In the listing below, count the lines containing the string "Washer" and state only the number.

# # # # #

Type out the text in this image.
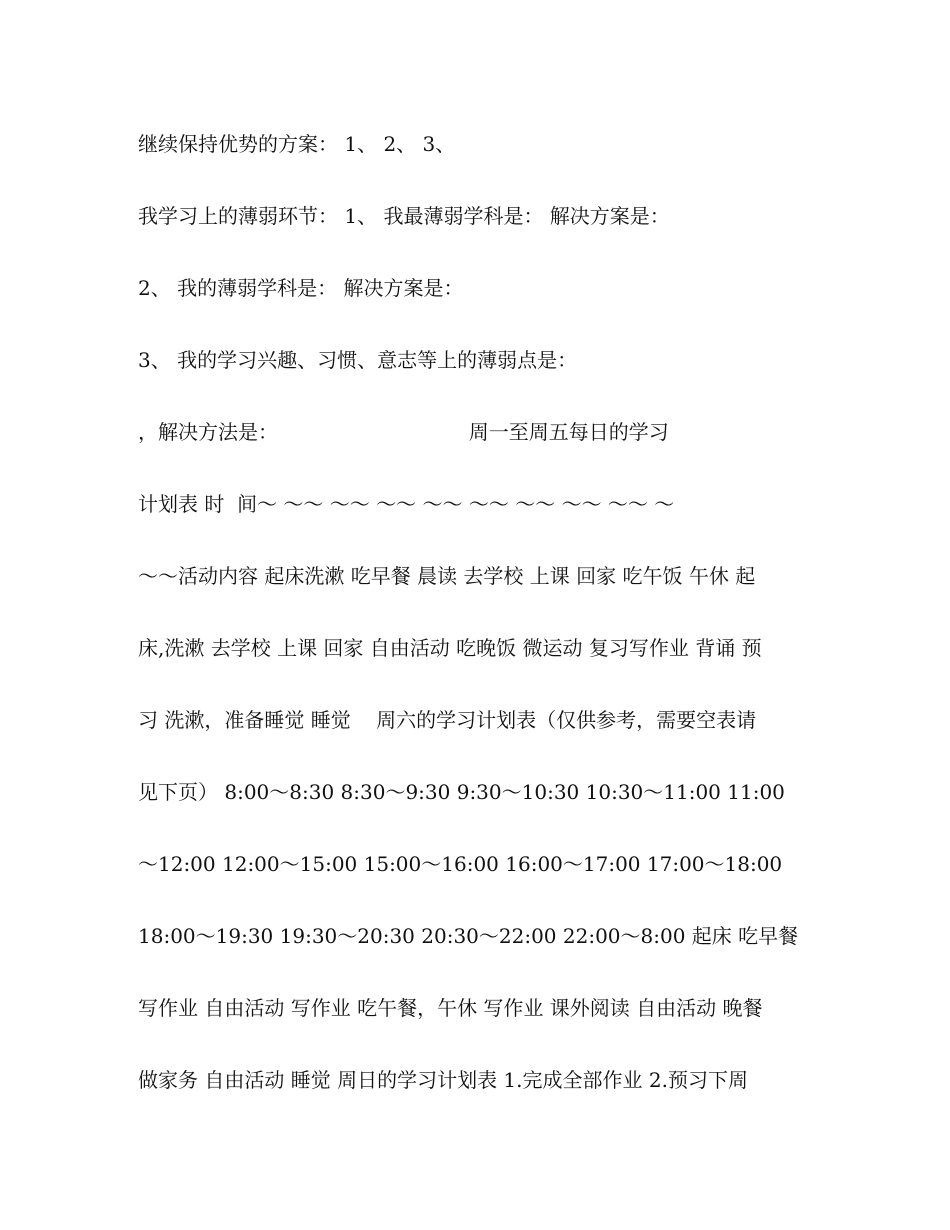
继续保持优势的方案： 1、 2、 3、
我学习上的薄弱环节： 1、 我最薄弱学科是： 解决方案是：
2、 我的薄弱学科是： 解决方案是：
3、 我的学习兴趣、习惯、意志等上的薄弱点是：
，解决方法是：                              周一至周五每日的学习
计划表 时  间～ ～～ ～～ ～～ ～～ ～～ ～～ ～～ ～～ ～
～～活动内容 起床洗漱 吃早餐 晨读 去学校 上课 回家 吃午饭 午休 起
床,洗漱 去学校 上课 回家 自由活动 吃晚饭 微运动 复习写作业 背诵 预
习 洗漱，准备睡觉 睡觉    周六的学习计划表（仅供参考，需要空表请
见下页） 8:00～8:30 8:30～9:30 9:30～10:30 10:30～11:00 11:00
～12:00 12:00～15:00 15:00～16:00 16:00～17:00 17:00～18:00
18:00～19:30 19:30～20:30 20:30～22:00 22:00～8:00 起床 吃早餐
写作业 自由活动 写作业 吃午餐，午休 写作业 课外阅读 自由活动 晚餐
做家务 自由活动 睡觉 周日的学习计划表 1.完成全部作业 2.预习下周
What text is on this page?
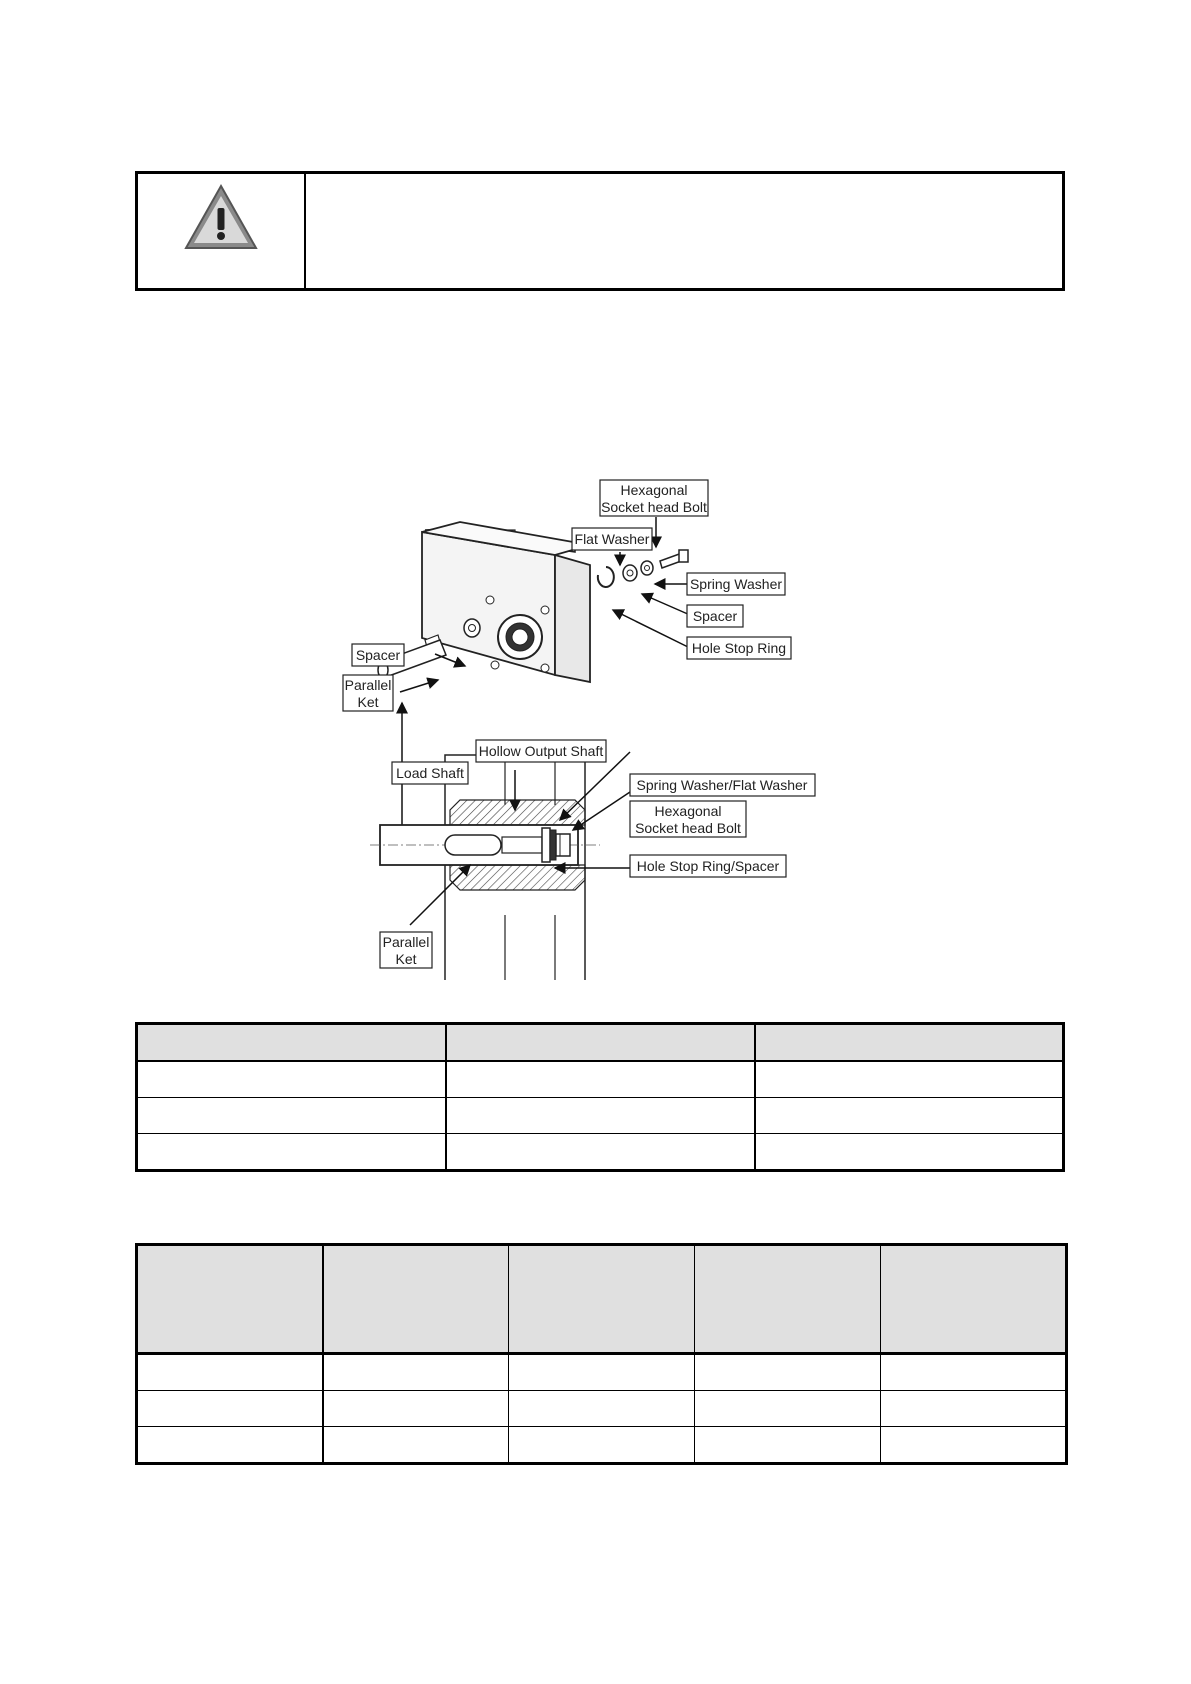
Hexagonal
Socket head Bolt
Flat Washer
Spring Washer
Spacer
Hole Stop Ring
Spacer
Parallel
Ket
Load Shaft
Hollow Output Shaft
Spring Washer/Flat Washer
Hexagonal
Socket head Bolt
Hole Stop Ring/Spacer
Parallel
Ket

# # # # #

▸ Full output: 3